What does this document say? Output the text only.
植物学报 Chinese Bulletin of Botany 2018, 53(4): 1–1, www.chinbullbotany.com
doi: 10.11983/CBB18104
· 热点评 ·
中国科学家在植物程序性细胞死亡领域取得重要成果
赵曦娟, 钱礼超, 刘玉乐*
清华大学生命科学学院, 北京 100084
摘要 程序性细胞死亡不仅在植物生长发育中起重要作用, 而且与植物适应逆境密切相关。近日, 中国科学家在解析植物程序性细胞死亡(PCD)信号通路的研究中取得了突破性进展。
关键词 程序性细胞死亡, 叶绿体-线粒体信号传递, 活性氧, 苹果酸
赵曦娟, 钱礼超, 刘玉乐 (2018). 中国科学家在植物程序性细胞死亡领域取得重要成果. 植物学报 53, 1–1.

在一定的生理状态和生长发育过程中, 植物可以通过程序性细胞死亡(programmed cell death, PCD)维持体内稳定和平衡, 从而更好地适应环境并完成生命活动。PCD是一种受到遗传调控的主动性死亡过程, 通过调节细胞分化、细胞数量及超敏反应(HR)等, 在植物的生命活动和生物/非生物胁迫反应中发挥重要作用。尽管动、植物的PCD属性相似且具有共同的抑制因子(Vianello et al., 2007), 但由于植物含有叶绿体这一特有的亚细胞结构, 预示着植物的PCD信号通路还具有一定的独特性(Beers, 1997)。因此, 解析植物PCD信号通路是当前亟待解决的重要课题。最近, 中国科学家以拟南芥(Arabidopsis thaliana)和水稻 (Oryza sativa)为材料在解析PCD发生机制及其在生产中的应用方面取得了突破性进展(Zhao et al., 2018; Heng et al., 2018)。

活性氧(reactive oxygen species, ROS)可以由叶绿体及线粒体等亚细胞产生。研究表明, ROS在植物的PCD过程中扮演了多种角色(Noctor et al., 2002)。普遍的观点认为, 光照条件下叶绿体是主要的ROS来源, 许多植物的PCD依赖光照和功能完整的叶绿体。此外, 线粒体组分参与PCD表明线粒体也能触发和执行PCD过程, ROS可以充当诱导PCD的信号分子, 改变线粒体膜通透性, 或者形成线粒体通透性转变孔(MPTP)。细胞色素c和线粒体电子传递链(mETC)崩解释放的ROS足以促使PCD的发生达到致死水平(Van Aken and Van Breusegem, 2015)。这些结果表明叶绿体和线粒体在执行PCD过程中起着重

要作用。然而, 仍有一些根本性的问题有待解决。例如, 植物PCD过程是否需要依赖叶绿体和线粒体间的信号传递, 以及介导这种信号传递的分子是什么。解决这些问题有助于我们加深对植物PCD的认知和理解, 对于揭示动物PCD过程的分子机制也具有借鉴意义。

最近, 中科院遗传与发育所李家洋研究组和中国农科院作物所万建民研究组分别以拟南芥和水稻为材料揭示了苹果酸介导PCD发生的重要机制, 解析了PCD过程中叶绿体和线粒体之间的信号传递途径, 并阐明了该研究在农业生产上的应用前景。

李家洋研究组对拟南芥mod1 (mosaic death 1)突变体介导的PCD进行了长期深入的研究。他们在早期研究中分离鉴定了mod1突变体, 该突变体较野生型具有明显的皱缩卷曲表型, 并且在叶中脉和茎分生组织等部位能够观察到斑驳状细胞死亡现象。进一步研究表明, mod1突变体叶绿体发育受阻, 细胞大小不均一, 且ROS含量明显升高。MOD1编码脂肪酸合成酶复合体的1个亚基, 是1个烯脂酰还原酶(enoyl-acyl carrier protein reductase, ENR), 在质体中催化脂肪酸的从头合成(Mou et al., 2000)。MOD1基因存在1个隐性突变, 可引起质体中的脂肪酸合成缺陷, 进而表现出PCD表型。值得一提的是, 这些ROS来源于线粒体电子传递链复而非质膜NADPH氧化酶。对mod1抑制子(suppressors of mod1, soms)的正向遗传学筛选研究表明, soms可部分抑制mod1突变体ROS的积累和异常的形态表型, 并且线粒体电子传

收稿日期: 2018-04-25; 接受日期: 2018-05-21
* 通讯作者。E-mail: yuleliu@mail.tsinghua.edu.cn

Problem to solve: What is needed is each line of the entries that contains the word "中国科学家在植物程序性细胞死亡领域取得重要成果".

Result for this task:
中国科学家在植物程序性细胞死亡领域取得重要成果
赵曦娟, 钱礼超, 刘玉乐 (2018). 中国科学家在植物程序性细胞死亡领域取得重要成果. 植物学报 53, 1–1.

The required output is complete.